#### What this task involves
In the Lemi-Shine thread, rewrite the stretch from "Here all pyrex, drinking" through "lower cost alternative.", changing "TSP" to "trisodium phosphate".

#### Selection
- - -

# Lemi-Shine substitute?



## Stephen in SOKY (Jun 6, 2006)

I'm using Lemi-Shine to replace the phosphate they've taken out of dishwasher soap with great results. However, those little bottles are getting expensive. Has anyone found a lower cost alternative to Lemi-Shine? I wonder about the big boxes of TSP at Lowe's? Thanks for your help.


----------



## eclipchic (Oct 24, 2010)

might try straight citric acid. I alternate between citric acid and lemishine for my dishwasher detergent recipe depending on what I have on hand at the time


----------



## Stephen in SOKY (Jun 6, 2006)

Thanks, I'll check my bulk store and compare prices.


----------



## suzyhomemaker09 (Sep 24, 2004)

I generally use straight citric in my dishwasher occasionally when it needs to be cleaned inside...or a packet of lemonade mix works for it as well. I've got hard water here but have never needed to add something to every load to avoid build up on my dishes.


----------



## Stephen in SOKY (Jun 6, 2006)

Here all pyrex, drinking glasses etc. will look horrible in just a few washes without an additive. I've further researched TSP and plan to pick a box up at Lowe's on my next trip. It will be significantly less expensive than either Lemi-Shine or CaCL. I'll report results here in case anyone needs a lower cost alternative.


----------

- - -

#### Recorded information
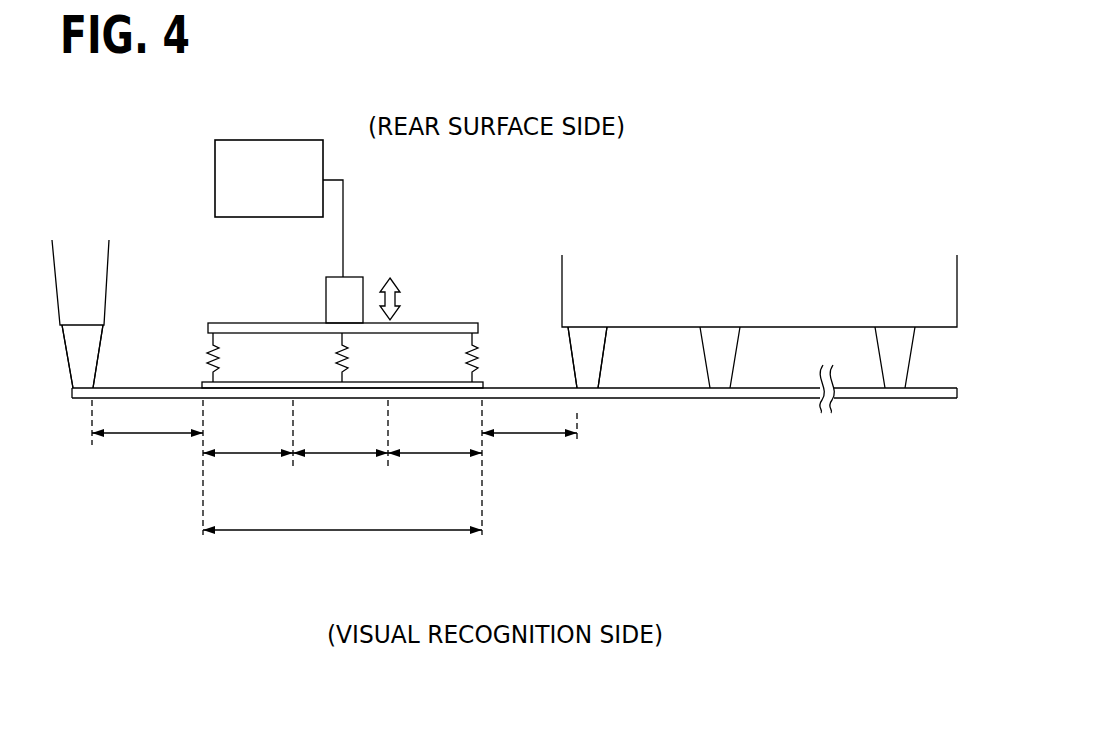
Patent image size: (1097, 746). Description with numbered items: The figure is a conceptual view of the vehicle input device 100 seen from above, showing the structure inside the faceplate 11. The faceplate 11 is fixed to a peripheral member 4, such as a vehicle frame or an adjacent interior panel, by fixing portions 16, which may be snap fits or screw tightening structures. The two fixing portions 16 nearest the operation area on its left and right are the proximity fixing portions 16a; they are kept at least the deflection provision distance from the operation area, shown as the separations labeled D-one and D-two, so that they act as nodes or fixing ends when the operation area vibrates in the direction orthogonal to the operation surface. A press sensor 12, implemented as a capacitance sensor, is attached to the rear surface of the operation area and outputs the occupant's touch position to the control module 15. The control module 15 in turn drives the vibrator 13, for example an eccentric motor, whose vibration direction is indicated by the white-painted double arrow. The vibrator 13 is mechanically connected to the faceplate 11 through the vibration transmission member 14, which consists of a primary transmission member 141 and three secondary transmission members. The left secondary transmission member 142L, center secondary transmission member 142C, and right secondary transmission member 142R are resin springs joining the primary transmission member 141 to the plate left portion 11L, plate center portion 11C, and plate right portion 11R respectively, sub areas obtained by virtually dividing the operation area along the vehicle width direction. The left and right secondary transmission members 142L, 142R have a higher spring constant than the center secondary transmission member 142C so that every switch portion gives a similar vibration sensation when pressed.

- - -

#### The response
Here all pyrex, drinking glasses etc. will look horrible in just a few washes without an additive. I've further researched trisodium phosphate and plan to pick a box up at Lowe's on my next trip. It will be significantly less expensive than either Lemi-Shine or CaCL. I'll report results here in case anyone needs a lower cost alternative.